— INSTRUCTIONS TO FOLLOW —
Return every record exactly as written.

— DATASET CONTENT —
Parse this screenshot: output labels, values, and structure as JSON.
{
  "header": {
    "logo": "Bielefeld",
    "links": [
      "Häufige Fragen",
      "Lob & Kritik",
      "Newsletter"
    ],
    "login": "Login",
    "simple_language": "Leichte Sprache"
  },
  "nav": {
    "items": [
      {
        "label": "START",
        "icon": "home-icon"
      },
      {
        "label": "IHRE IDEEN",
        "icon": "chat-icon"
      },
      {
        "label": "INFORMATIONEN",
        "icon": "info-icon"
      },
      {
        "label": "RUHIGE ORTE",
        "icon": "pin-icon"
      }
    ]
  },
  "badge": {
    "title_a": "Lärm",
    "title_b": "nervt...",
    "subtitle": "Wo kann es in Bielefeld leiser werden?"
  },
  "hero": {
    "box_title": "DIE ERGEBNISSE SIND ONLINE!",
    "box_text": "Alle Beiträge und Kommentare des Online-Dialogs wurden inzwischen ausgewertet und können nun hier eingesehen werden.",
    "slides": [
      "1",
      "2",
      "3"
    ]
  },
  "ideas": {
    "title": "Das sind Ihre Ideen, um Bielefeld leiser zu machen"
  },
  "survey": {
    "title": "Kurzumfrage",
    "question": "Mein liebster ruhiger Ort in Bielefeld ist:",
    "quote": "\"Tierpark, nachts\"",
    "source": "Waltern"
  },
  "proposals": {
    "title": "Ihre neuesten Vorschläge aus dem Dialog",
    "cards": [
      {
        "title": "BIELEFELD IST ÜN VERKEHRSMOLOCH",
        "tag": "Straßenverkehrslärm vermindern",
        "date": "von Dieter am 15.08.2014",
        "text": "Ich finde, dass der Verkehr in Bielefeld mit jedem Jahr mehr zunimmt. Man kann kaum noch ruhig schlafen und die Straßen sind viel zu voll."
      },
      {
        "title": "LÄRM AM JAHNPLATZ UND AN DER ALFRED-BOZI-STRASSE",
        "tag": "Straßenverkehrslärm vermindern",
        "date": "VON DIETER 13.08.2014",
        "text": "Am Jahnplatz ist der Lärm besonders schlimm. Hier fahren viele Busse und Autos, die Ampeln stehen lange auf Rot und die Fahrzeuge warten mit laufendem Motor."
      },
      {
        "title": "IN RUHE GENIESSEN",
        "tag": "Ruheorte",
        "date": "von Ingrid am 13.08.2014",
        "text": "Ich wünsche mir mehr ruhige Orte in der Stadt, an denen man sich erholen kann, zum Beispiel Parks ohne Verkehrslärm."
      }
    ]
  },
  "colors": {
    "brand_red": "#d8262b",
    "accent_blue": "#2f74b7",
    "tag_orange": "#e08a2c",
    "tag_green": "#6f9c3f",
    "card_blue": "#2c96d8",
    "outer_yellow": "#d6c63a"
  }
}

— ANSWER BELOW —
Parse this screenshot: output labels, values, and structure as JSON.
{
  "header": {
    "logo": "Bielefeld",
    "links": [
      "Häufige Fragen",
      "Lob & Kritik",
      "Newsletter"
    ],
    "login": "Login",
    "simple_language": "Leichte Sprache"
  },
  "nav": {
    "items": [
      {
        "label": "START",
        "icon": "home-icon"
      },
      {
        "label": "IHRE IDEEN",
        "icon": "chat-icon"
      },
      {
        "label": "INFORMATIONEN",
        "icon": "info-icon"
      },
      {
        "label": "RUHIGE ORTE",
        "icon": "pin-icon"
      }
    ]
  },
  "badge": {
    "title_a": "Lärm",
    "title_b": "nervt...",
    "subtitle": "Wo kann es in Bielefeld leiser werden?"
  },
  "hero": {
    "box_title": "DIE ERGEBNISSE SIND ONLINE!",
    "box_text": "Alle Beiträge und Kommentare des Online-Dialogs wurden inzwischen ausgewertet und können nun hier eingesehen werden.",
    "slides": [
      "1",
      "2",
      "3"
    ]
  },
  "ideas": {
    "title": "Das sind Ihre Ideen, um Bielefeld leiser zu machen"
  },
  "survey": {
    "title": "Kurzumfrage",
    "question": "Mein liebster ruhiger Ort in Bielefeld ist:",
    "quote": "\"Tierpark, nachts\"",
    "source": "Waltern"
  },
  "proposals": {
    "title": "Ihre neuesten Vorschläge aus dem Dialog",
    "cards": [
      {
        "title": "BIELEFELD IST ÜN VERKEHRSMOLOCH",
        "tag": "Straßenverkehrslärm vermindern",
        "date": "von Dieter am 15.08.2014",
        "text": "Ich finde, dass der Verkehr in Bielefeld mit jedem Jahr mehr zunimmt. Man kann kaum noch ruhig schlafen und die Straßen sind viel zu voll."
      },
      {
        "title": "LÄRM AM JAHNPLATZ UND AN DER ALFRED-BOZI-STRASSE",
        "tag": "Straßenverkehrslärm vermindern",
        "date": "VON DIETER 13.08.2014",
        "text": "Am Jahnplatz ist der Lärm besonders schlimm. Hier fahren viele Busse und Autos, die Ampeln stehen lange auf Rot und die Fahrzeuge warten mit laufendem Motor."
      },
      {
        "title": "IN RUHE GENIESSEN",
        "tag": "Ruheorte",
        "date": "von Ingrid am 13.08.2014",
        "text": "Ich wünsche mir mehr ruhige Orte in der Stadt, an denen man sich erholen kann, zum Beispiel Parks ohne Verkehrslärm."
      }
    ]
  },
  "colors": {
    "brand_red": "#d8262b",
    "accent_blue": "#2f74b7",
    "tag_orange": "#e08a2c",
    "tag_green": "#6f9c3f",
    "card_blue": "#2c96d8",
    "outer_yellow": "#d6c63a"
  }
}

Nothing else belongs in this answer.